(Records from a data source)
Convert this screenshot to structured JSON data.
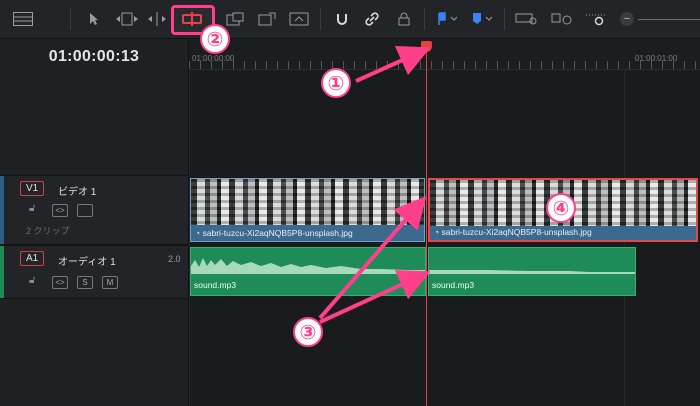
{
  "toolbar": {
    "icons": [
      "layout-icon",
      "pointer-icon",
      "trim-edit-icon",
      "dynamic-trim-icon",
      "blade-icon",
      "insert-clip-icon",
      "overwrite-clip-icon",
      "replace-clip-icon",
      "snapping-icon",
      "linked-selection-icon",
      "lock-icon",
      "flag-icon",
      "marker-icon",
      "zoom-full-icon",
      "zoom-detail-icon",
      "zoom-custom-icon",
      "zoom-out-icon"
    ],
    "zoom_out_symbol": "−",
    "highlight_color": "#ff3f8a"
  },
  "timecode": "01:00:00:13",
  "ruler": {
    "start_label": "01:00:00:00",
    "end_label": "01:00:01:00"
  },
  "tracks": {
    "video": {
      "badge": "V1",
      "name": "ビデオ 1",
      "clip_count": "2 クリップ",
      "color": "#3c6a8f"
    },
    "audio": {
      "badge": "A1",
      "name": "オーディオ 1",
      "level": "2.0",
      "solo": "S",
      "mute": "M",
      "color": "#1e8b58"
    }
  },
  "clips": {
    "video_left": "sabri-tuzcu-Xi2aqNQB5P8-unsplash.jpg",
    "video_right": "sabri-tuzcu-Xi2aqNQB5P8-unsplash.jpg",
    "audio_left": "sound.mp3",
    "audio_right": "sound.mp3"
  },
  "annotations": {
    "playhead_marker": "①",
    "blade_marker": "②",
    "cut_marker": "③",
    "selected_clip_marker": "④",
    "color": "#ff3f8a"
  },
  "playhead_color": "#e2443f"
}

...

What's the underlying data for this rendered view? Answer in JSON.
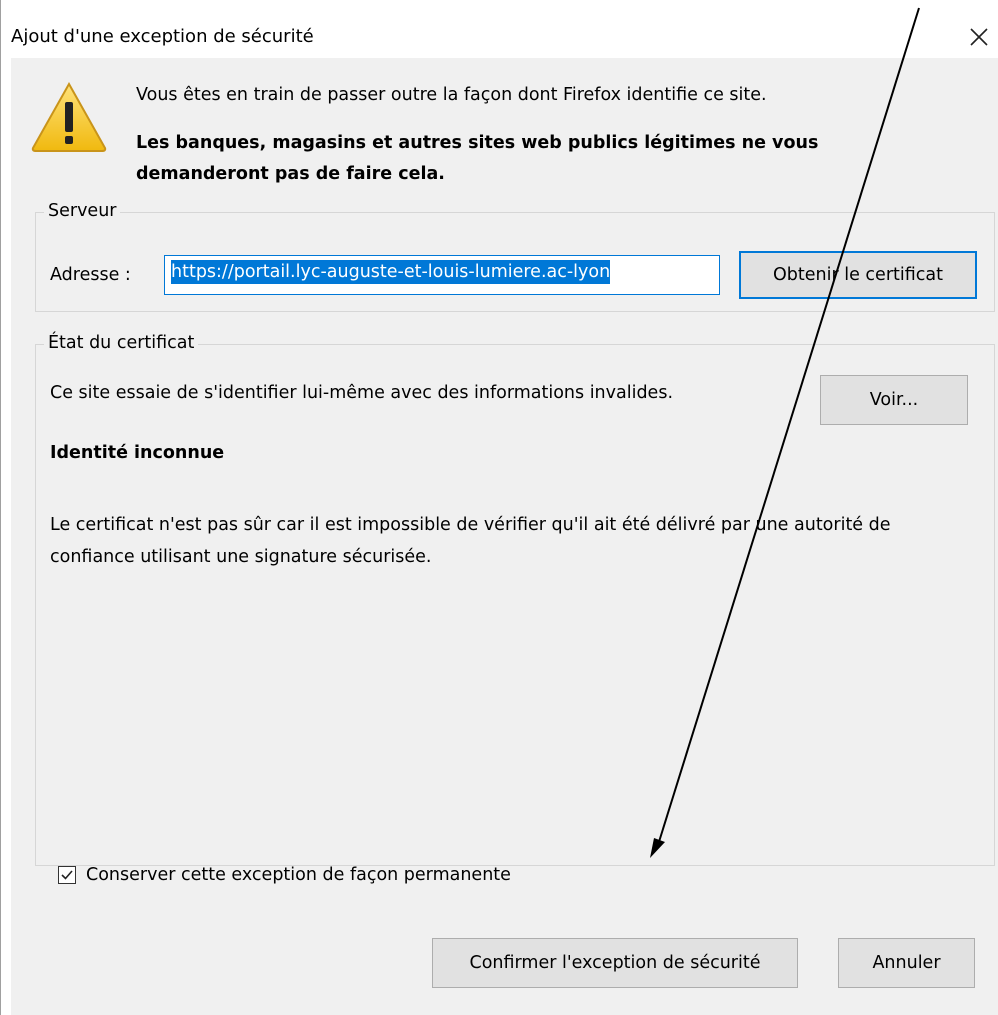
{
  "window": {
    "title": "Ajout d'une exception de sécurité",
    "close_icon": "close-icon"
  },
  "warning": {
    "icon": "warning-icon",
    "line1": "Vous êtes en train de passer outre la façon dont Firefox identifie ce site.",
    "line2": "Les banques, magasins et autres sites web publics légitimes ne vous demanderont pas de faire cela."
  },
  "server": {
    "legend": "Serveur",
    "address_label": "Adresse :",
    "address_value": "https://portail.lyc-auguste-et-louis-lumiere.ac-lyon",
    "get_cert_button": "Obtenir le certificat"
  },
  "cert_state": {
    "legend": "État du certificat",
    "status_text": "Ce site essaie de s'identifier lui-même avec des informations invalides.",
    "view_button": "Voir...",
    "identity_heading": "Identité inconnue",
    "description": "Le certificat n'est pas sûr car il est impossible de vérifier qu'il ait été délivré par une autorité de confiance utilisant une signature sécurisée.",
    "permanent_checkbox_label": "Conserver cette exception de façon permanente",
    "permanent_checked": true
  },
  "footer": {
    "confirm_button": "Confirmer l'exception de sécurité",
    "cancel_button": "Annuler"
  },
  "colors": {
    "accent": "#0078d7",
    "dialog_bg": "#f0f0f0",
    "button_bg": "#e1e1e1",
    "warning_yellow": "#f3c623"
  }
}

* [Written task]: Determine how many lines include the string "tuzcu". Give no answer but the number.

* [Result below]: 2